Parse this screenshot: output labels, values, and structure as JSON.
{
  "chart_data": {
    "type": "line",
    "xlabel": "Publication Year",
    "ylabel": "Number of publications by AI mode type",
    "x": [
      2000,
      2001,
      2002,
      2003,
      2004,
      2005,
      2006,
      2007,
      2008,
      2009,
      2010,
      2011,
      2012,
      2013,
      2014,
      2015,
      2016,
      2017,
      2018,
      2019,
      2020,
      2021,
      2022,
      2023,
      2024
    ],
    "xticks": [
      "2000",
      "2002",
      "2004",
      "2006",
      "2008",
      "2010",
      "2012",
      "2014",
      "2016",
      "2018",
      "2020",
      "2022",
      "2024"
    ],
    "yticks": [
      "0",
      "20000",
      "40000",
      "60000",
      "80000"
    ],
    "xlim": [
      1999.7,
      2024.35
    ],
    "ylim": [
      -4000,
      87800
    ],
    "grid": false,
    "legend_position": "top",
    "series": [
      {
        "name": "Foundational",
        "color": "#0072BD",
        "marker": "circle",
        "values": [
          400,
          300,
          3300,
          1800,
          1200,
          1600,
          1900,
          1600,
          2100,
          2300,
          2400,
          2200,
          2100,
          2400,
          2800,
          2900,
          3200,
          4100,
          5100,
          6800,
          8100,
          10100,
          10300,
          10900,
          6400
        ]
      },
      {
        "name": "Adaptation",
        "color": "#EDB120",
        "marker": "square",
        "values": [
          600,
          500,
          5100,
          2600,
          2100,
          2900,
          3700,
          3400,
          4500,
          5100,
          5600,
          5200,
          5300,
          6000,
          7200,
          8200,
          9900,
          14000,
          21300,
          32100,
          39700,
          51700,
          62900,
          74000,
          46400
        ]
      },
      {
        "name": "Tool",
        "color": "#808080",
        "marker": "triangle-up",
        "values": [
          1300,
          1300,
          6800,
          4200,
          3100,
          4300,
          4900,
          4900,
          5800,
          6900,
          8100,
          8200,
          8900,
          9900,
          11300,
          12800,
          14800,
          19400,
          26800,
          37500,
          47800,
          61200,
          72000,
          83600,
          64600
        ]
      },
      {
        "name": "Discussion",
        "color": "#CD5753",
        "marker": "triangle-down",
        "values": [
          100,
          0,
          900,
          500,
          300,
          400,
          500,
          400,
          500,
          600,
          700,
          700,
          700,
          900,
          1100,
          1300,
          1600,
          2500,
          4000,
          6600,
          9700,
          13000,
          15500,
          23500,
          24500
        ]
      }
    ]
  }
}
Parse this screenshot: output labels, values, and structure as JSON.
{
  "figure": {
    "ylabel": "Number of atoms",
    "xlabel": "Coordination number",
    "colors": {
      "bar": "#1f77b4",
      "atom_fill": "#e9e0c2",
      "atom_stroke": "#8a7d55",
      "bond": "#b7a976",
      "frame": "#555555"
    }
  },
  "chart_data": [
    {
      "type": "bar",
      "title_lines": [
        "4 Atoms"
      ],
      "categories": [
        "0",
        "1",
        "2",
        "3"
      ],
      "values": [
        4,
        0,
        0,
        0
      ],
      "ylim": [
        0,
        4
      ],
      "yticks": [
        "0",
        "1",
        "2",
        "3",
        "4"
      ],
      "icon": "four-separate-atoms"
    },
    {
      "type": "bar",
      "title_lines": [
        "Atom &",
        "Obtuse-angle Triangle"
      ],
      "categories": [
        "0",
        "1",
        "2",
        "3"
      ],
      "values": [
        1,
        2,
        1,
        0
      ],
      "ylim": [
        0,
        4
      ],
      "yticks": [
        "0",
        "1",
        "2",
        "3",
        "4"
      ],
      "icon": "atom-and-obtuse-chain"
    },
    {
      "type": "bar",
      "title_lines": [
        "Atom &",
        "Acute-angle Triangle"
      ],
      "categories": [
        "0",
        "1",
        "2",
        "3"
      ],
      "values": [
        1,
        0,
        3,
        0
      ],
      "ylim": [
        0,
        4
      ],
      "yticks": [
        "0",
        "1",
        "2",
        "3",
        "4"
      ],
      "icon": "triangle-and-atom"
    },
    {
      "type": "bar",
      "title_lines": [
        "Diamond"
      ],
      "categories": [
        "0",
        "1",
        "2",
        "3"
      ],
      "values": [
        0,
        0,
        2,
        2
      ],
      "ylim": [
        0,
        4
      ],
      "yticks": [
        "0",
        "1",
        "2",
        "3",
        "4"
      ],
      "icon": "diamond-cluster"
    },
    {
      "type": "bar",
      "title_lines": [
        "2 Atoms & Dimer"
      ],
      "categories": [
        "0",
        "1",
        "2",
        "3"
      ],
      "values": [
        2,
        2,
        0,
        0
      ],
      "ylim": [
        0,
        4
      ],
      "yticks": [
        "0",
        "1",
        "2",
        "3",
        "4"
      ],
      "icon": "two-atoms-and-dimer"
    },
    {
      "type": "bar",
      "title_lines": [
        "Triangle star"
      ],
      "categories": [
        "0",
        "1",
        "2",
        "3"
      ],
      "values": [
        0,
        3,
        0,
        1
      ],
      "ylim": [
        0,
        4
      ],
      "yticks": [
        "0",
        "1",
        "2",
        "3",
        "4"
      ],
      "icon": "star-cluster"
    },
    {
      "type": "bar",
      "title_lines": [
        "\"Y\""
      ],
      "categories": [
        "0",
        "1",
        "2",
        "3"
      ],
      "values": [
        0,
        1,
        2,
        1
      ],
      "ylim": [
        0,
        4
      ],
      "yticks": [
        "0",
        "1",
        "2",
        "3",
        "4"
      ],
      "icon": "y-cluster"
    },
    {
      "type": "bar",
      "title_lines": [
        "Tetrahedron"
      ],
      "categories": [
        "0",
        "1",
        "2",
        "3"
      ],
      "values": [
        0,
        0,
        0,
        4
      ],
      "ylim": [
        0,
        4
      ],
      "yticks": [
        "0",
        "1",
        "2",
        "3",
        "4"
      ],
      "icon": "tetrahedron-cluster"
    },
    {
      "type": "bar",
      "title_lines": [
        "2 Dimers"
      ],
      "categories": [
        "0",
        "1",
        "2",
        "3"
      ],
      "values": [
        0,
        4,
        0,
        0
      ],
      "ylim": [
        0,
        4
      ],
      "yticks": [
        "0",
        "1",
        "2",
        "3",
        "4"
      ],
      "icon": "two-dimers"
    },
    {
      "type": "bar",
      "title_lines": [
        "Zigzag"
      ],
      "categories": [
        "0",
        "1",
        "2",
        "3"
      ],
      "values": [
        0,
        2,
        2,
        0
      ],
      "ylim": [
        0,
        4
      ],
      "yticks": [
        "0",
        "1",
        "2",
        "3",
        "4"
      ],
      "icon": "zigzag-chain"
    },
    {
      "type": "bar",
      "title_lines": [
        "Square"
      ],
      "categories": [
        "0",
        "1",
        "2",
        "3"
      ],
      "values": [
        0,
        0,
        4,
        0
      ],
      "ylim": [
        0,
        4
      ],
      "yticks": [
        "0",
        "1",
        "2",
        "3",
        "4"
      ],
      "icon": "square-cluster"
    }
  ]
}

************

REQUEST: Check every line of the data, and copy the ones that contain "cluster".

RESULT OF THIS TASK:
      "icon": "diamond-cluster"
      "icon": "star-cluster"
      "icon": "y-cluster"
      "icon": "tetrahedron-cluster"
      "icon": "square-cluster"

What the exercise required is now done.